- _EXCERPT_:
####################

The Chinese leaders are no better at math than we are. They can add up the numbers just as well we can, but they actually look at the result. While our leaders have long ago taken refuge in post-modern ideas, in which morality is relative, numbers are imaginary and following a rigid ideological agenda is the solution to every problem. The Chinese understood that too. They had the Little Red Book, we have the Big Green Book. And there it says that instead of addressing social security and creating a friendlier business climate-- we should subsidize high speed rail and green technology. And that will solve everything, because that's dogma. And no one says no to dogma.
The worst of it all is the unseriousness. The unwillingness to think and plan ahead.
A year ago it had become common wisdom that nuclear power was now a credible alternative. Everyone from Paul Newman to Obama had come around to promoting nuclear power as a safe clean alternative. Now after the tsunami, nuclear power is dead all over again. A year from now when memories of Japan fade and another oil spill happens, nuclear power may make another comeback. What does that say about a policymaking apparatus with the attention span of Paris Hilton? Can people who think that way lead a competitive nation, or just ride herd on a collapsing dinosaur by snatching up popular ideas the way a magpie gathers pennies. There's no call for a Sputnik moment here, just an IQ test.
There is no such thing as clean and safe energy. Energy is inherently dangerous and polluting. Start with a basic campfire out in the woods, and you risk ending up with a forest fire that can swallow thousands of acres of forest. And that's with a small fire meant for cooking marshmallows. Now imagine the ridiculousness of pretending that we can have safe power when our goal is to power half the eastern seaboard. We can have cleaner energy, but the cleaner it is, the more expensive it is. Which negates its usefulness. You can build a campfire with two bucks worth of supplies. Now imagine a cleaner campfire that costs 2,000 dollars worth of supplies. Would you use it to roast marshmallows? Of course not. That's why Green Energy is touted side by side with energy efficiency, cleaner energy means more expensive and less available energy. And that means poverty.
All forms of affordable energy delivery have their downside. Coal, gas, oil and nuclear. They all have a human cost. And there's no real way around that. Technology isn't magic. It's a set of implemented techniques that work around the laws of the universe to achieve human ends. It doesn't give us what we want, but what we need. And there's always a price to pay.

####################

- _SUPPLIED MATERIAL_:
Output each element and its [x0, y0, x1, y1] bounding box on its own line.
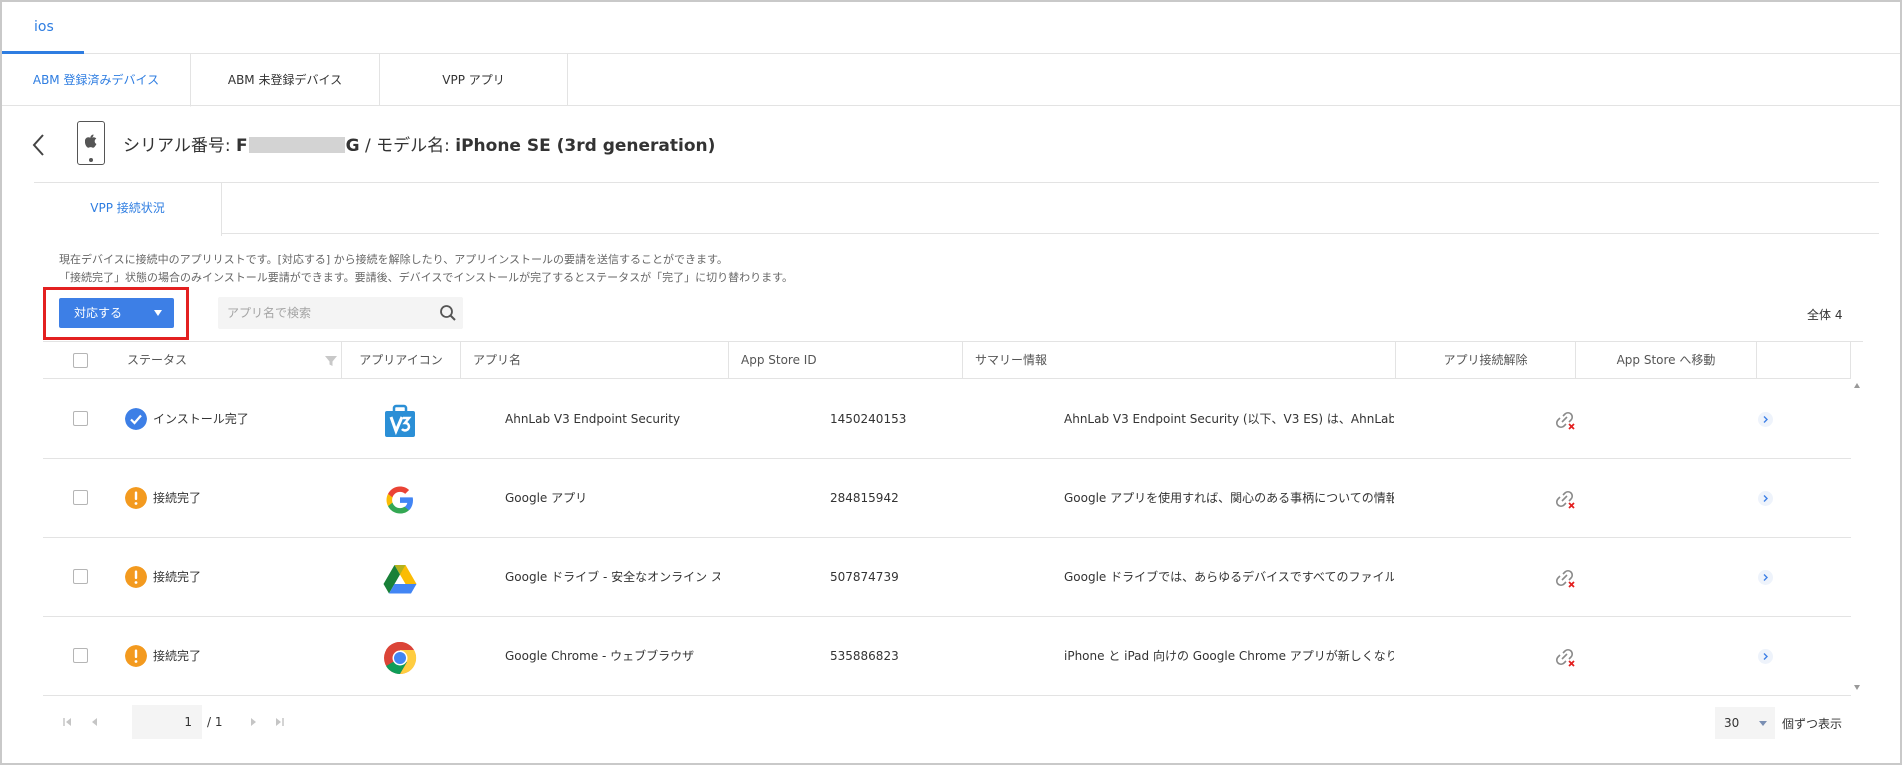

####################

- _REQUIRED TASK_: Reproduce everything in the energy policy text from "All forms of" down to "price to pay.".

- _TASK SOLUTION_:
All forms of affordable energy delivery have their downside. Coal, gas, oil and nuclear. They all have a human cost. And there's no real way around that. Technology isn't magic. It's a set of implemented techniques that work around the laws of the universe to achieve human ends. It doesn't give us what we want, but what we need. And there's always a price to pay.